======== Supplied entries

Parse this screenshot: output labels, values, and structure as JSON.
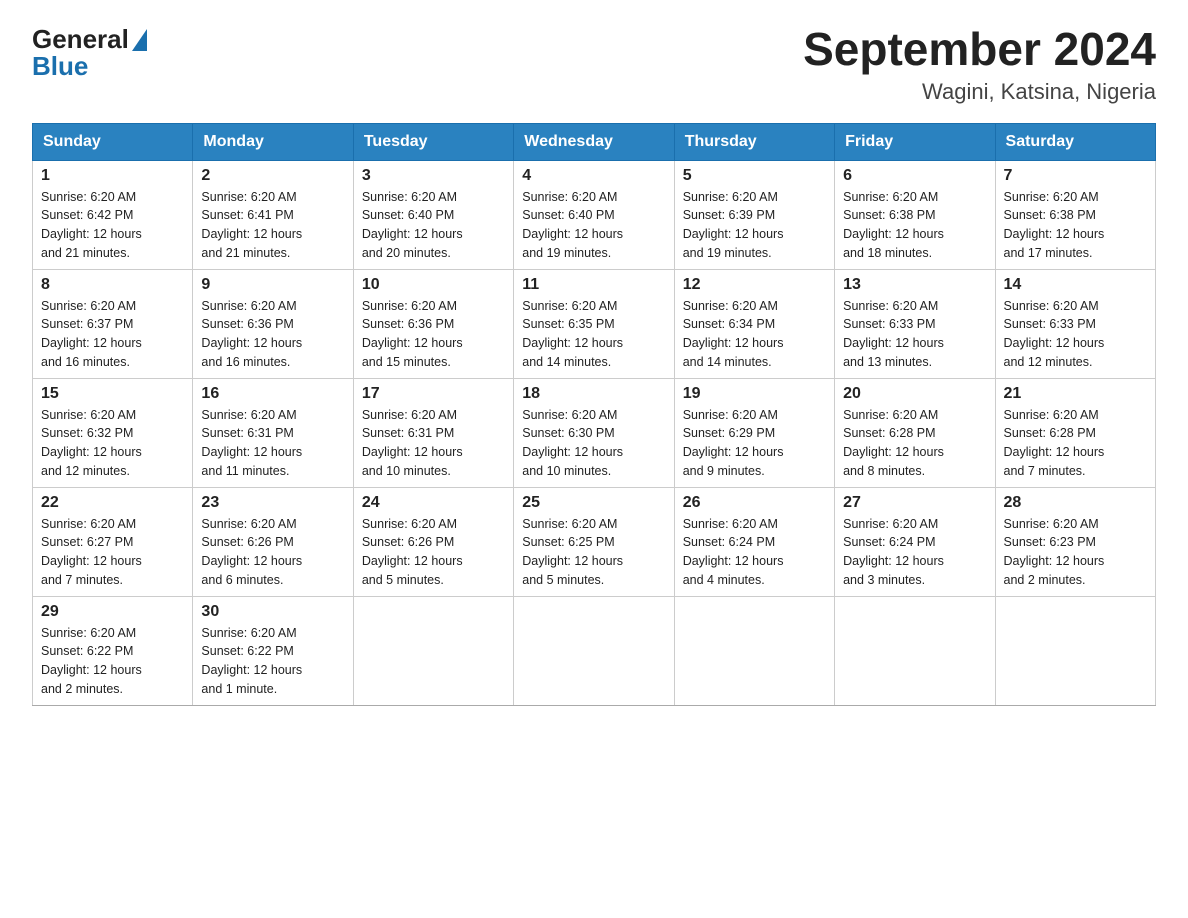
{
  "header": {
    "title": "September 2024",
    "subtitle": "Wagini, Katsina, Nigeria"
  },
  "logo": {
    "general": "General",
    "blue": "Blue"
  },
  "days": [
    "Sunday",
    "Monday",
    "Tuesday",
    "Wednesday",
    "Thursday",
    "Friday",
    "Saturday"
  ],
  "weeks": [
    [
      {
        "date": "1",
        "sunrise": "6:20 AM",
        "sunset": "6:42 PM",
        "daylight": "12 hours and 21 minutes."
      },
      {
        "date": "2",
        "sunrise": "6:20 AM",
        "sunset": "6:41 PM",
        "daylight": "12 hours and 21 minutes."
      },
      {
        "date": "3",
        "sunrise": "6:20 AM",
        "sunset": "6:40 PM",
        "daylight": "12 hours and 20 minutes."
      },
      {
        "date": "4",
        "sunrise": "6:20 AM",
        "sunset": "6:40 PM",
        "daylight": "12 hours and 19 minutes."
      },
      {
        "date": "5",
        "sunrise": "6:20 AM",
        "sunset": "6:39 PM",
        "daylight": "12 hours and 19 minutes."
      },
      {
        "date": "6",
        "sunrise": "6:20 AM",
        "sunset": "6:38 PM",
        "daylight": "12 hours and 18 minutes."
      },
      {
        "date": "7",
        "sunrise": "6:20 AM",
        "sunset": "6:38 PM",
        "daylight": "12 hours and 17 minutes."
      }
    ],
    [
      {
        "date": "8",
        "sunrise": "6:20 AM",
        "sunset": "6:37 PM",
        "daylight": "12 hours and 16 minutes."
      },
      {
        "date": "9",
        "sunrise": "6:20 AM",
        "sunset": "6:36 PM",
        "daylight": "12 hours and 16 minutes."
      },
      {
        "date": "10",
        "sunrise": "6:20 AM",
        "sunset": "6:36 PM",
        "daylight": "12 hours and 15 minutes."
      },
      {
        "date": "11",
        "sunrise": "6:20 AM",
        "sunset": "6:35 PM",
        "daylight": "12 hours and 14 minutes."
      },
      {
        "date": "12",
        "sunrise": "6:20 AM",
        "sunset": "6:34 PM",
        "daylight": "12 hours and 14 minutes."
      },
      {
        "date": "13",
        "sunrise": "6:20 AM",
        "sunset": "6:33 PM",
        "daylight": "12 hours and 13 minutes."
      },
      {
        "date": "14",
        "sunrise": "6:20 AM",
        "sunset": "6:33 PM",
        "daylight": "12 hours and 12 minutes."
      }
    ],
    [
      {
        "date": "15",
        "sunrise": "6:20 AM",
        "sunset": "6:32 PM",
        "daylight": "12 hours and 12 minutes."
      },
      {
        "date": "16",
        "sunrise": "6:20 AM",
        "sunset": "6:31 PM",
        "daylight": "12 hours and 11 minutes."
      },
      {
        "date": "17",
        "sunrise": "6:20 AM",
        "sunset": "6:31 PM",
        "daylight": "12 hours and 10 minutes."
      },
      {
        "date": "18",
        "sunrise": "6:20 AM",
        "sunset": "6:30 PM",
        "daylight": "12 hours and 10 minutes."
      },
      {
        "date": "19",
        "sunrise": "6:20 AM",
        "sunset": "6:29 PM",
        "daylight": "12 hours and 9 minutes."
      },
      {
        "date": "20",
        "sunrise": "6:20 AM",
        "sunset": "6:28 PM",
        "daylight": "12 hours and 8 minutes."
      },
      {
        "date": "21",
        "sunrise": "6:20 AM",
        "sunset": "6:28 PM",
        "daylight": "12 hours and 7 minutes."
      }
    ],
    [
      {
        "date": "22",
        "sunrise": "6:20 AM",
        "sunset": "6:27 PM",
        "daylight": "12 hours and 7 minutes."
      },
      {
        "date": "23",
        "sunrise": "6:20 AM",
        "sunset": "6:26 PM",
        "daylight": "12 hours and 6 minutes."
      },
      {
        "date": "24",
        "sunrise": "6:20 AM",
        "sunset": "6:26 PM",
        "daylight": "12 hours and 5 minutes."
      },
      {
        "date": "25",
        "sunrise": "6:20 AM",
        "sunset": "6:25 PM",
        "daylight": "12 hours and 5 minutes."
      },
      {
        "date": "26",
        "sunrise": "6:20 AM",
        "sunset": "6:24 PM",
        "daylight": "12 hours and 4 minutes."
      },
      {
        "date": "27",
        "sunrise": "6:20 AM",
        "sunset": "6:24 PM",
        "daylight": "12 hours and 3 minutes."
      },
      {
        "date": "28",
        "sunrise": "6:20 AM",
        "sunset": "6:23 PM",
        "daylight": "12 hours and 2 minutes."
      }
    ],
    [
      {
        "date": "29",
        "sunrise": "6:20 AM",
        "sunset": "6:22 PM",
        "daylight": "12 hours and 2 minutes."
      },
      {
        "date": "30",
        "sunrise": "6:20 AM",
        "sunset": "6:22 PM",
        "daylight": "12 hours and 1 minute."
      },
      null,
      null,
      null,
      null,
      null
    ]
  ],
  "labels": {
    "sunrise": "Sunrise:",
    "sunset": "Sunset:",
    "daylight": "Daylight:"
  }
}
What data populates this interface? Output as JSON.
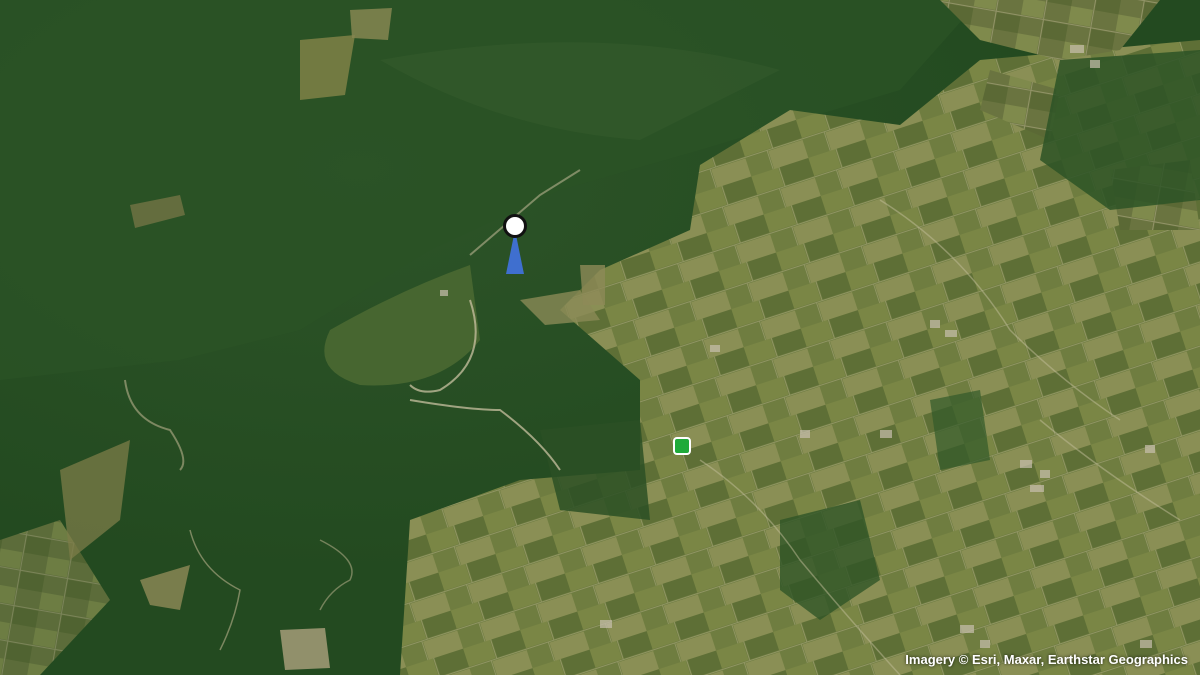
{
  "map": {
    "imagery": "satellite",
    "attribution": "Imagery © Esri, Maxar, Earthstar Geographics",
    "markers": [
      {
        "type": "current-position",
        "icon": "location-heading-icon",
        "color": "#3f6fcf"
      },
      {
        "type": "target",
        "icon": "green-square-icon",
        "color": "#1faa3a"
      }
    ]
  }
}
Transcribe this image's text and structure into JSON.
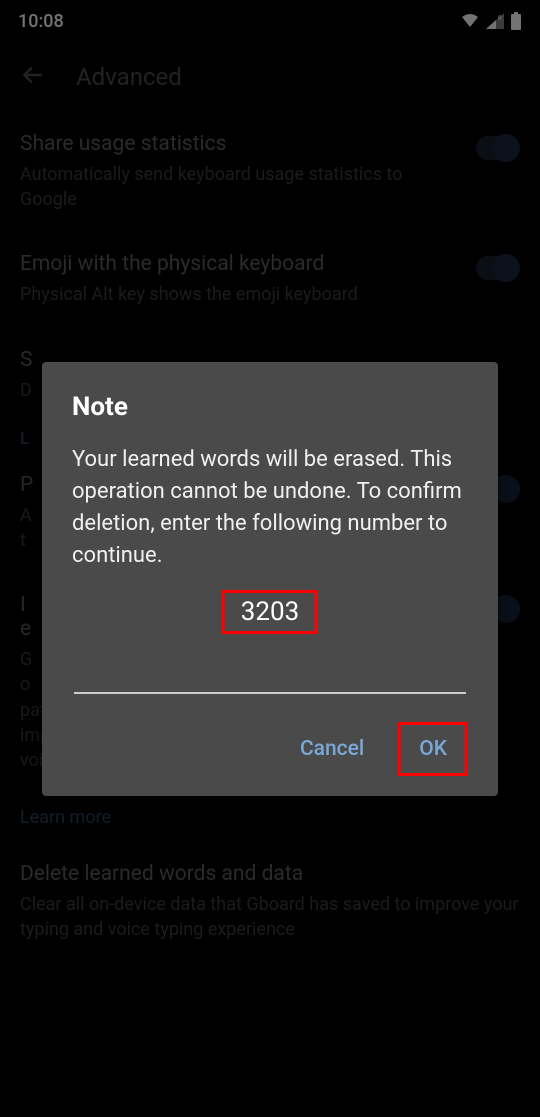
{
  "status": {
    "time": "10:08"
  },
  "header": {
    "title": "Advanced"
  },
  "settings": [
    {
      "title": "Share usage statistics",
      "desc": "Automatically send keyboard usage statistics to Google"
    },
    {
      "title": "Emoji with the physical keyboard",
      "desc": "Physical Alt key shows the emoji keyboard"
    },
    {
      "title": "S",
      "desc": "D"
    }
  ],
  "section_label": "L",
  "settings2": [
    {
      "title": "P",
      "desc": "A\nt"
    },
    {
      "title": "I\ne",
      "desc": "G\no\npatterns. With your permission, Gboard will use these improvements, in the aggregate, to update Google's voice and typing services."
    }
  ],
  "learn_more": "Learn more",
  "settings3": [
    {
      "title": "Delete learned words and data",
      "desc": "Clear all on-device data that Gboard has saved to improve your typing and voice typing experience"
    }
  ],
  "dialog": {
    "title": "Note",
    "body": "Your learned words will be erased. This operation cannot be undone. To confirm deletion, enter the following number to continue.",
    "number": "3203",
    "cancel": "Cancel",
    "ok": "OK"
  }
}
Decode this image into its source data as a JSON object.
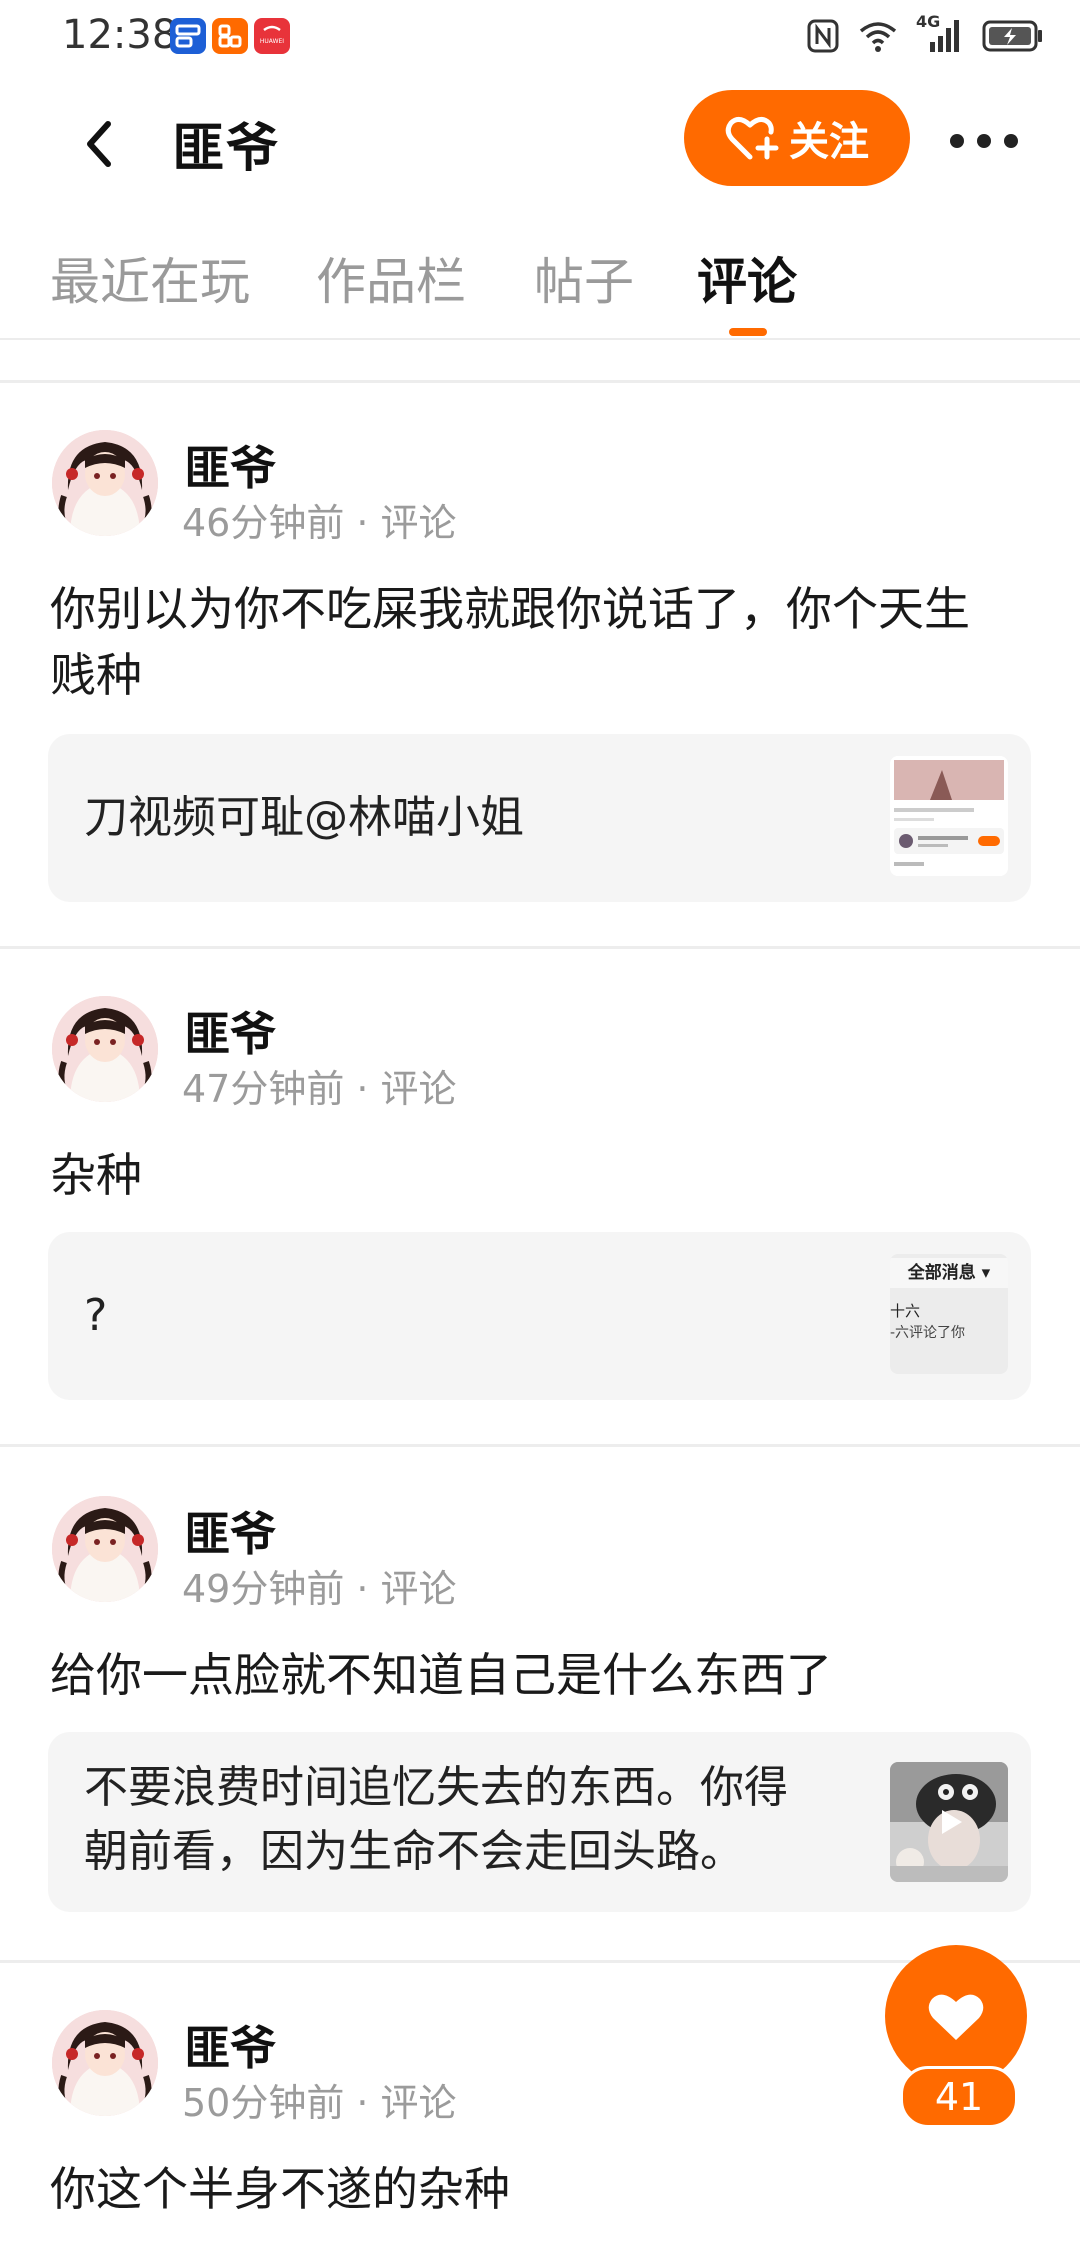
{
  "status_bar": {
    "time": "12:38",
    "app_icons": [
      {
        "name": "app-icon-blue",
        "color": "#1d5fd6"
      },
      {
        "name": "app-icon-orange",
        "color": "#ff6a00"
      },
      {
        "name": "app-icon-huawei",
        "label": "HUAWEI",
        "color": "#e8333a"
      }
    ],
    "network_label": "4G",
    "icons": [
      "nfc-icon",
      "wifi-icon",
      "cellular-signal-icon",
      "battery-charging-icon"
    ]
  },
  "header": {
    "title": "匪爷",
    "follow_label": "关注",
    "icons": [
      "back-arrow-icon",
      "heart-plus-icon",
      "more-icon"
    ]
  },
  "tabs": [
    {
      "label": "最近在玩",
      "active": false
    },
    {
      "label": "作品栏",
      "active": false
    },
    {
      "label": "帖子",
      "active": false
    },
    {
      "label": "评论",
      "active": true
    }
  ],
  "posts": [
    {
      "author": "匪爷",
      "time": "46分钟前",
      "separator": "·",
      "type": "评论",
      "text_lines": [
        "你别以为你不吃屎我就跟你说话了，你个天生",
        "贱种"
      ],
      "quote_lines": [
        "刀视频可耻@林喵小姐"
      ],
      "thumb": "screenshot"
    },
    {
      "author": "匪爷",
      "time": "47分钟前",
      "separator": "·",
      "type": "评论",
      "text_lines": [
        "杂种"
      ],
      "quote_lines": [
        "?"
      ],
      "thumb": "message",
      "thumb_text": {
        "header": "全部消息 ▾",
        "line1": "十六",
        "line2": "-六评论了你"
      }
    },
    {
      "author": "匪爷",
      "time": "49分钟前",
      "separator": "·",
      "type": "评论",
      "text_lines": [
        "给你一点脸就不知道自己是什么东西了"
      ],
      "quote_lines": [
        "不要浪费时间追忆失去的东西。你得",
        "朝前看，因为生命不会走回头路。"
      ],
      "thumb": "video"
    },
    {
      "author": "匪爷",
      "time": "50分钟前",
      "separator": "·",
      "type": "评论",
      "text_lines": [
        "你这个半身不遂的杂种"
      ]
    }
  ],
  "like": {
    "count": "41",
    "icon": "heart-icon"
  },
  "colors": {
    "accent": "#ff6a00",
    "muted": "#9b9b9b",
    "card_bg": "#f5f5f5"
  }
}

================

Scan the entries above and work out how many lines include the word "name"; the reply is that number alone.

Answer to the exercise – 3